SUPPLIED DATA:
>>>>

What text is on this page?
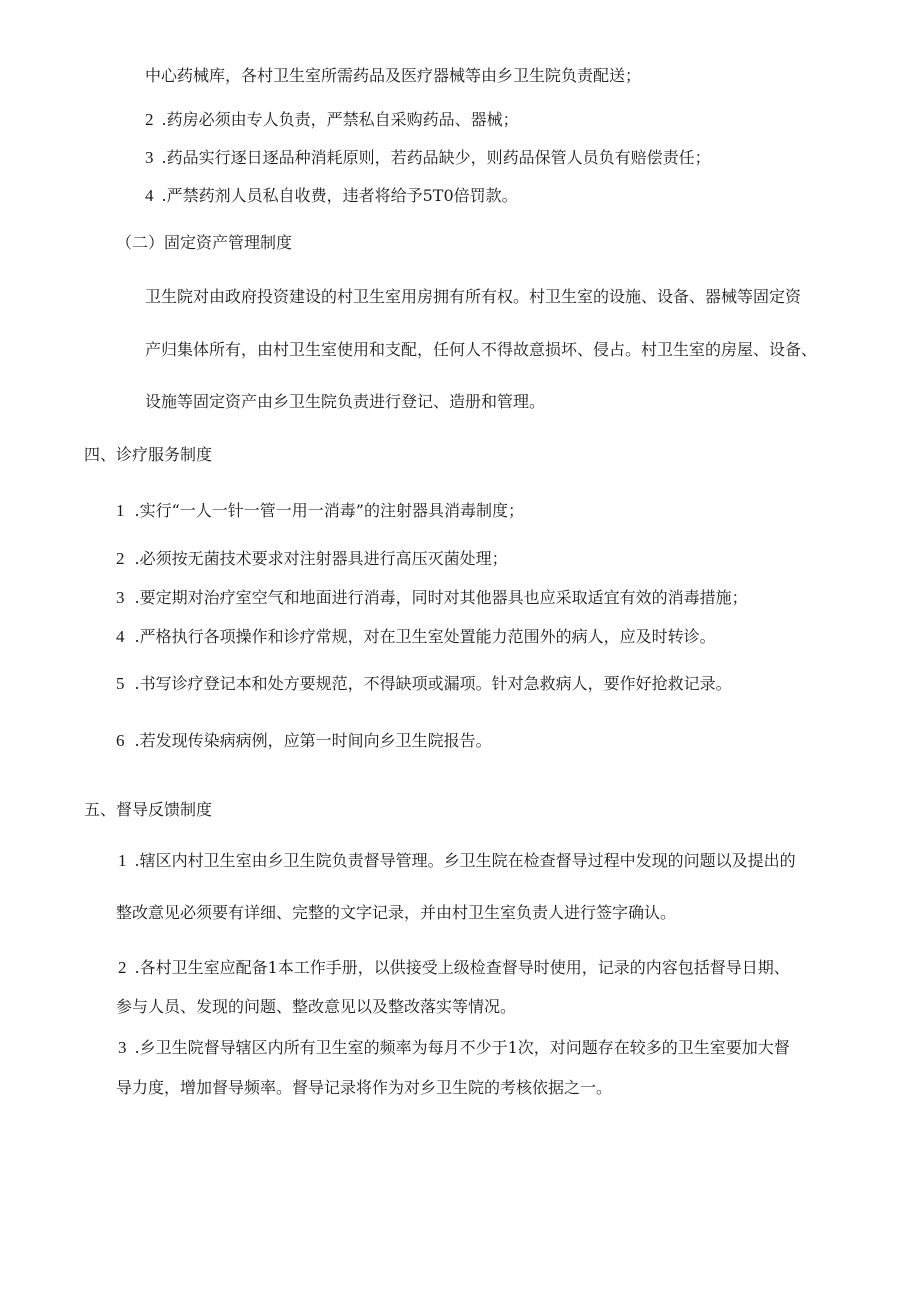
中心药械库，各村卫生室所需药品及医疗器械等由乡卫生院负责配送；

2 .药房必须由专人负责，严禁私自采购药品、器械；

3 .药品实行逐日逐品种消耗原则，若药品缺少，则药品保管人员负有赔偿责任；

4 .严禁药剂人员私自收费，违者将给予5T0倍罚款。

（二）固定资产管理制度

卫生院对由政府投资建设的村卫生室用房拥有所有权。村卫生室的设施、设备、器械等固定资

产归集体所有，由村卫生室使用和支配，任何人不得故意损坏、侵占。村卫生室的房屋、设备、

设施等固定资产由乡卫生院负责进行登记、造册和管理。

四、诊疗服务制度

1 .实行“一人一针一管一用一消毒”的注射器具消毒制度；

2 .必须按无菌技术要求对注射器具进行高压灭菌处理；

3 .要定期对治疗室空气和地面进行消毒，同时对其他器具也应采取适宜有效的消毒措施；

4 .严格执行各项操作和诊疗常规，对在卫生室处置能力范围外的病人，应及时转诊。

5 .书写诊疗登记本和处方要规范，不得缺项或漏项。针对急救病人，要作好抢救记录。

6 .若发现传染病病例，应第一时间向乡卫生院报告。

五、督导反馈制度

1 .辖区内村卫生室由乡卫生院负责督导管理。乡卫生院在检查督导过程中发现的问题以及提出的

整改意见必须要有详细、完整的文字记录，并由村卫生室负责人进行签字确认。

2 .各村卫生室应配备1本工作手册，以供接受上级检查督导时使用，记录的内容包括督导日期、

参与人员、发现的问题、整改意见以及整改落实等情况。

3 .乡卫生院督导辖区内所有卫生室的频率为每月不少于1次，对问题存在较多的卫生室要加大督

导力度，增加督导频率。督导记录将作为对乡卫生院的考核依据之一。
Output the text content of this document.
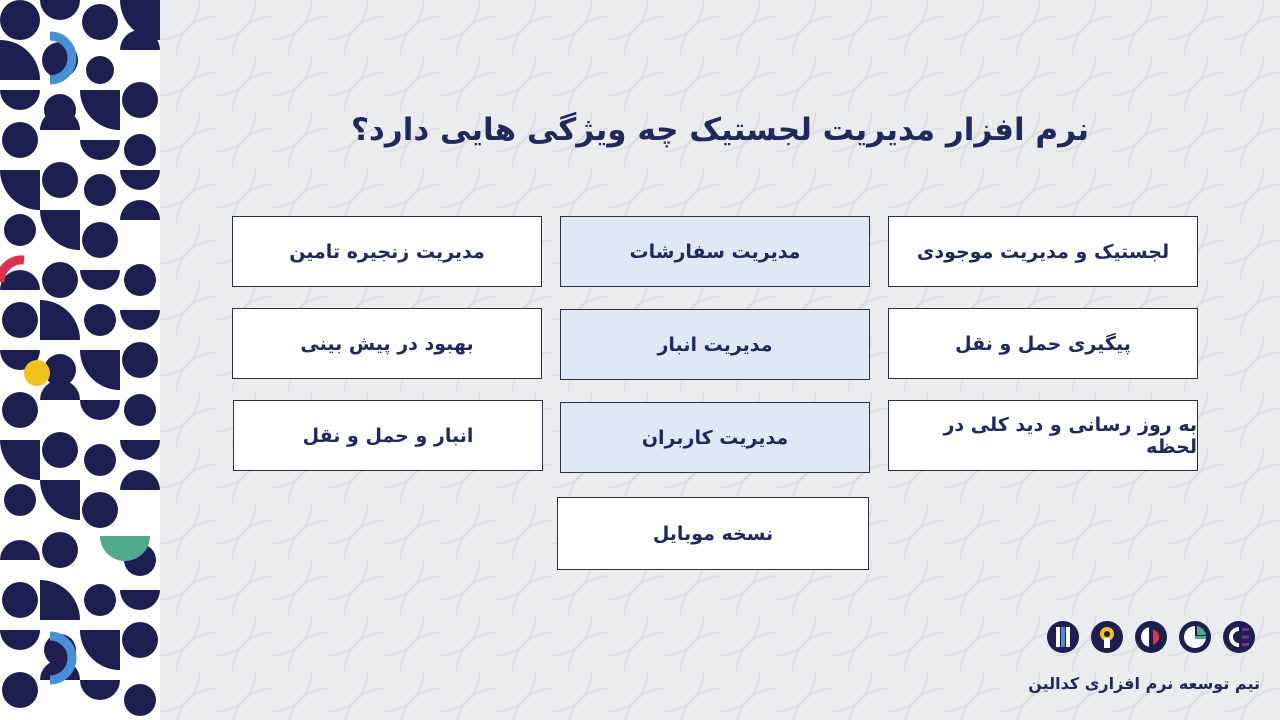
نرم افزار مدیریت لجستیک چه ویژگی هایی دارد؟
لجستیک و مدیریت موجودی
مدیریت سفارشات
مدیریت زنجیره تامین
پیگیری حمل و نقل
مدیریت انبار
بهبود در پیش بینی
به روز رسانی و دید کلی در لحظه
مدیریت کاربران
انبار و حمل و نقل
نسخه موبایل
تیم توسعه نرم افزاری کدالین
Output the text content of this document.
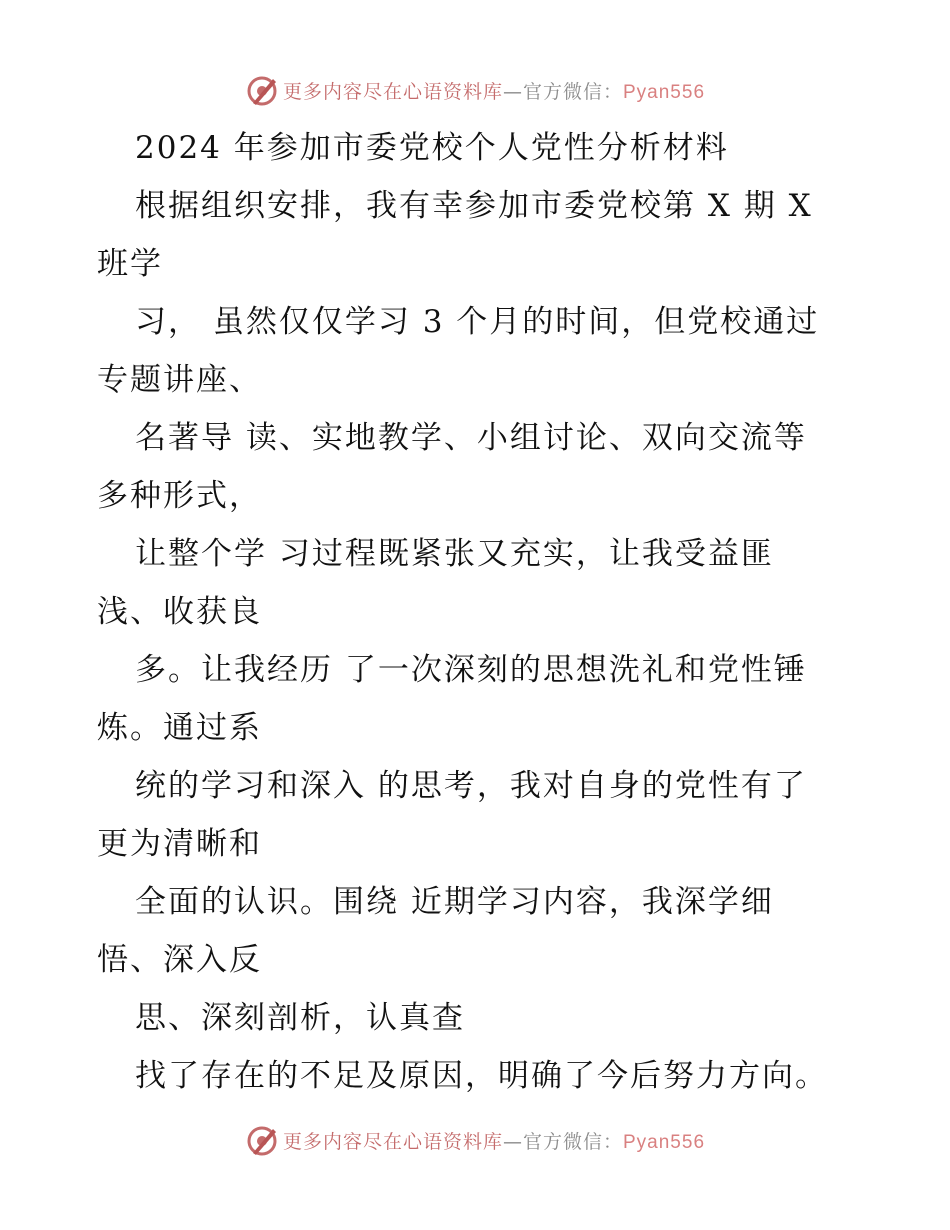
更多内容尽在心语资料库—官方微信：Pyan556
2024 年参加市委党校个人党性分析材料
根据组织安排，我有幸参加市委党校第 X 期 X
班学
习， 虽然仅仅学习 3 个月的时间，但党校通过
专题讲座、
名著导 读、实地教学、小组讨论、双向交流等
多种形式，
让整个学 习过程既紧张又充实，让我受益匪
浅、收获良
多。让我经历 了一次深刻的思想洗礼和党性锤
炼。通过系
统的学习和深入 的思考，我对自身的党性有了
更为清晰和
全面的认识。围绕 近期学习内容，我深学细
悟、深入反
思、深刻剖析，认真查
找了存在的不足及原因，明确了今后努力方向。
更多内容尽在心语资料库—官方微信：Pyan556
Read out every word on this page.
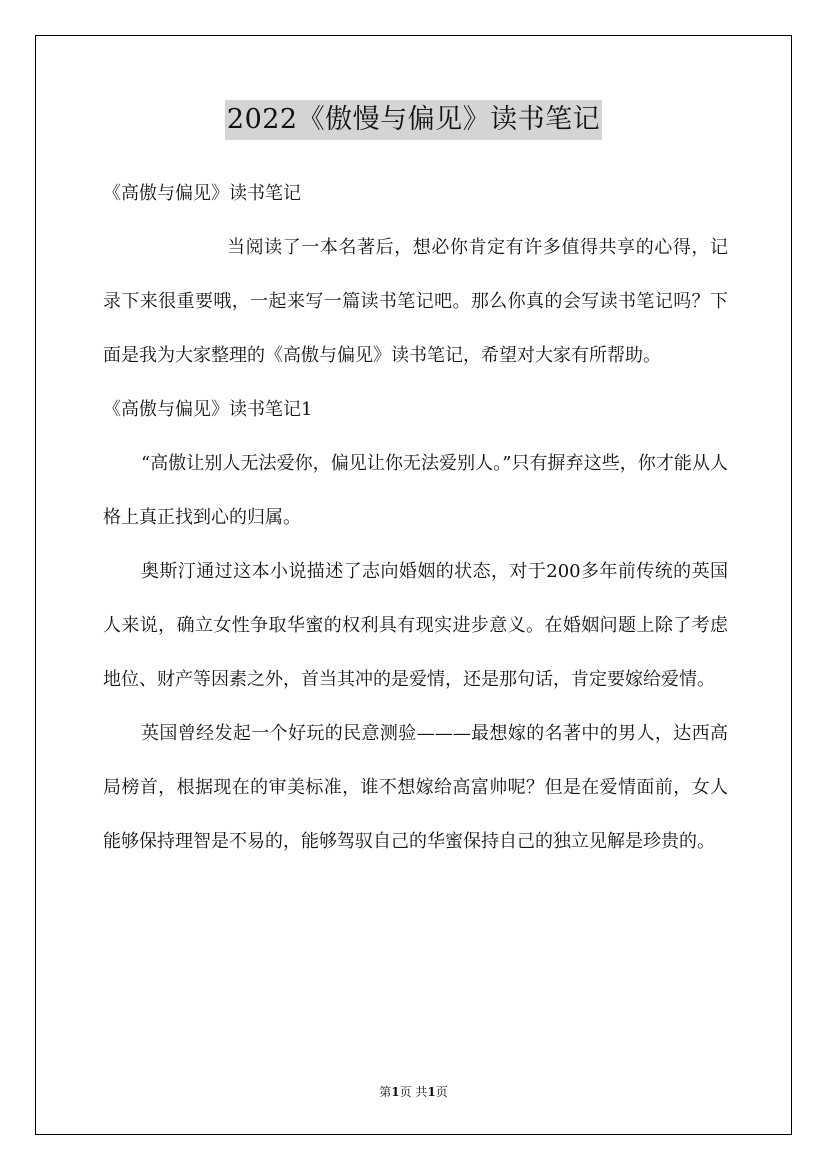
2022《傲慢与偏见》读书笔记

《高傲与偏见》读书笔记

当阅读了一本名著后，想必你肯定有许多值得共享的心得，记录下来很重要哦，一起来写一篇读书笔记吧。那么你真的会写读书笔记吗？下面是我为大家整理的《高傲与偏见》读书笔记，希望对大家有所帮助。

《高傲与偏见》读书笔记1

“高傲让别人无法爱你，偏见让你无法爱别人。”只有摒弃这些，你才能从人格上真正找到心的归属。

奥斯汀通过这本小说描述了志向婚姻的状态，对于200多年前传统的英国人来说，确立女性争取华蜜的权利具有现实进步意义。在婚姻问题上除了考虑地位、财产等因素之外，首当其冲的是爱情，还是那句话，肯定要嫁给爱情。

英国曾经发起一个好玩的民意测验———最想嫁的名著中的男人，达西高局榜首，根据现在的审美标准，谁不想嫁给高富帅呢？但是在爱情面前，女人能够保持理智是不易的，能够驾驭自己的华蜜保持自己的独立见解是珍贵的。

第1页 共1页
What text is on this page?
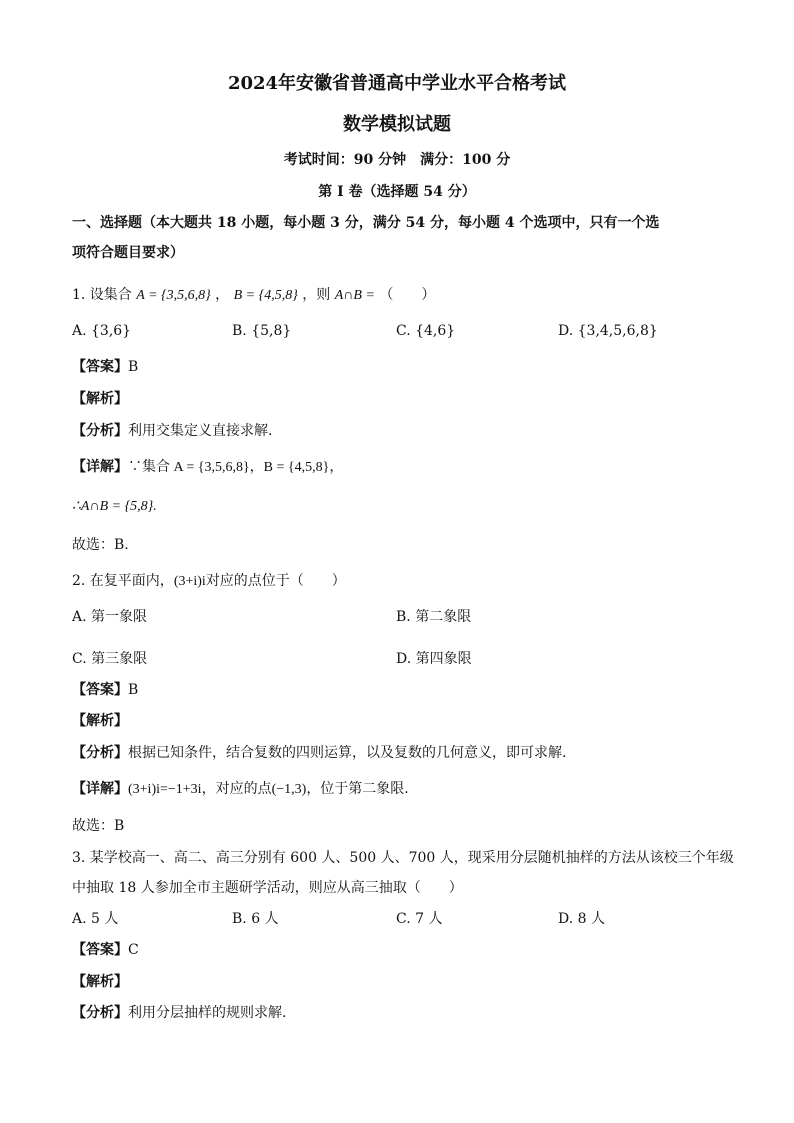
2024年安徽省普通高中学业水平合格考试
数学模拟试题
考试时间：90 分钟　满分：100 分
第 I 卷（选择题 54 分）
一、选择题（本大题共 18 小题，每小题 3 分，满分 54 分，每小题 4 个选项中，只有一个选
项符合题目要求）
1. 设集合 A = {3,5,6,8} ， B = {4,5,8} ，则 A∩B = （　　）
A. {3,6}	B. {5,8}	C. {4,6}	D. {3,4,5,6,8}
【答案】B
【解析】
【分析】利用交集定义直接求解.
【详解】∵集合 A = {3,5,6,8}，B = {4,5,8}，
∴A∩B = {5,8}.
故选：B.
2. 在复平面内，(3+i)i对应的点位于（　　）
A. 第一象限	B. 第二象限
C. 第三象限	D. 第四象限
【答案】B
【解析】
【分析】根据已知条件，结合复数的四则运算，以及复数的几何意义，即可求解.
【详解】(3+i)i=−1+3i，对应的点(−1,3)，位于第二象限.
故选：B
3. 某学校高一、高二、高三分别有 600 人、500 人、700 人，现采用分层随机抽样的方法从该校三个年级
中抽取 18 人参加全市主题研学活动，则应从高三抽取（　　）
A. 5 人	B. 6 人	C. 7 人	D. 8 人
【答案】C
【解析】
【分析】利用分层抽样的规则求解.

<<<<

YOUR INSTRUCTIONS: Write out the full set of lines verbatim, without the pictures.

WRITTEN ANSWER:
What text is on this page?
中心药械库，各村卫生室所需药品及医疗器械等由乡卫生院负责配送；

2 .药房必须由专人负责，严禁私自采购药品、器械；

3 .药品实行逐日逐品种消耗原则，若药品缺少，则药品保管人员负有赔偿责任；

4 .严禁药剂人员私自收费，违者将给予5T0倍罚款。

（二）固定资产管理制度

卫生院对由政府投资建设的村卫生室用房拥有所有权。村卫生室的设施、设备、器械等固定资

产归集体所有，由村卫生室使用和支配，任何人不得故意损坏、侵占。村卫生室的房屋、设备、

设施等固定资产由乡卫生院负责进行登记、造册和管理。

四、诊疗服务制度

1 .实行“一人一针一管一用一消毒”的注射器具消毒制度；

2 .必须按无菌技术要求对注射器具进行高压灭菌处理；

3 .要定期对治疗室空气和地面进行消毒，同时对其他器具也应采取适宜有效的消毒措施；

4 .严格执行各项操作和诊疗常规，对在卫生室处置能力范围外的病人，应及时转诊。

5 .书写诊疗登记本和处方要规范，不得缺项或漏项。针对急救病人，要作好抢救记录。

6 .若发现传染病病例，应第一时间向乡卫生院报告。

五、督导反馈制度

1 .辖区内村卫生室由乡卫生院负责督导管理。乡卫生院在检查督导过程中发现的问题以及提出的

整改意见必须要有详细、完整的文字记录，并由村卫生室负责人进行签字确认。

2 .各村卫生室应配备1本工作手册，以供接受上级检查督导时使用，记录的内容包括督导日期、

参与人员、发现的问题、整改意见以及整改落实等情况。

3 .乡卫生院督导辖区内所有卫生室的频率为每月不少于1次，对问题存在较多的卫生室要加大督

导力度，增加督导频率。督导记录将作为对乡卫生院的考核依据之一。
Output the text content of this document.
نرم افزار مدیریت لجستیک چه ویژگی هایی دارد؟
لجستیک و مدیریت موجودی
مدیریت سفارشات
مدیریت زنجیره تامین
پیگیری حمل و نقل
مدیریت انبار
بهبود در پیش بینی
به روز رسانی و دید کلی در لحظه
مدیریت کاربران
انبار و حمل و نقل
نسخه موبایل
تیم توسعه نرم افزاری کدالین
Output the text content of this document.
更多内容尽在心语资料库—官方微信：Pyan556
2024 年参加市委党校个人党性分析材料
根据组织安排，我有幸参加市委党校第 X 期 X
班学
习， 虽然仅仅学习 3 个月的时间，但党校通过
专题讲座、
名著导 读、实地教学、小组讨论、双向交流等
多种形式，
让整个学 习过程既紧张又充实，让我受益匪
浅、收获良
多。让我经历 了一次深刻的思想洗礼和党性锤
炼。通过系
统的学习和深入 的思考，我对自身的党性有了
更为清晰和
全面的认识。围绕 近期学习内容，我深学细
悟、深入反
思、深刻剖析，认真查
找了存在的不足及原因，明确了今后努力方向。
更多内容尽在心语资料库—官方微信：Pyan556
Read out every word on this page.
2022《傲慢与偏见》读书笔记

《高傲与偏见》读书笔记

当阅读了一本名著后，想必你肯定有许多值得共享的心得，记录下来很重要哦，一起来写一篇读书笔记吧。那么你真的会写读书笔记吗？下面是我为大家整理的《高傲与偏见》读书笔记，希望对大家有所帮助。

《高傲与偏见》读书笔记1

“高傲让别人无法爱你，偏见让你无法爱别人。”只有摒弃这些，你才能从人格上真正找到心的归属。

奥斯汀通过这本小说描述了志向婚姻的状态，对于200多年前传统的英国人来说，确立女性争取华蜜的权利具有现实进步意义。在婚姻问题上除了考虑地位、财产等因素之外，首当其冲的是爱情，还是那句话，肯定要嫁给爱情。

英国曾经发起一个好玩的民意测验———最想嫁的名著中的男人，达西高局榜首，根据现在的审美标准，谁不想嫁给高富帅呢？但是在爱情面前，女人能够保持理智是不易的，能够驾驭自己的华蜜保持自己的独立见解是珍贵的。

第1页 共1页
What text is on this page?
2024年安徽省普通高中学业水平合格考试
数学模拟试题
考试时间：90 分钟　满分：100 分
第 I 卷（选择题 54 分）
一、选择题（本大题共 18 小题，每小题 3 分，满分 54 分，每小题 4 个选项中，只有一个选
项符合题目要求）
1. 设集合 A = {3,5,6,8} ， B = {4,5,8} ，则 A∩B = （　　）
A. {3,6}	B. {5,8}	C. {4,6}	D. {3,4,5,6,8}
【答案】B
【解析】
【分析】利用交集定义直接求解.
【详解】∵集合 A = {3,5,6,8}，B = {4,5,8}，
∴A∩B = {5,8}.
故选：B.
2. 在复平面内，(3+i)i对应的点位于（　　）
A. 第一象限	B. 第二象限
C. 第三象限	D. 第四象限
【答案】B
【解析】
【分析】根据已知条件，结合复数的四则运算，以及复数的几何意义，即可求解.
【详解】(3+i)i=−1+3i，对应的点(−1,3)，位于第二象限.
故选：B
3. 某学校高一、高二、高三分别有 600 人、500 人、700 人，现采用分层随机抽样的方法从该校三个年级
中抽取 18 人参加全市主题研学活动，则应从高三抽取（　　）
A. 5 人	B. 6 人	C. 7 人	D. 8 人
【答案】C
【解析】
【分析】利用分层抽样的规则求解.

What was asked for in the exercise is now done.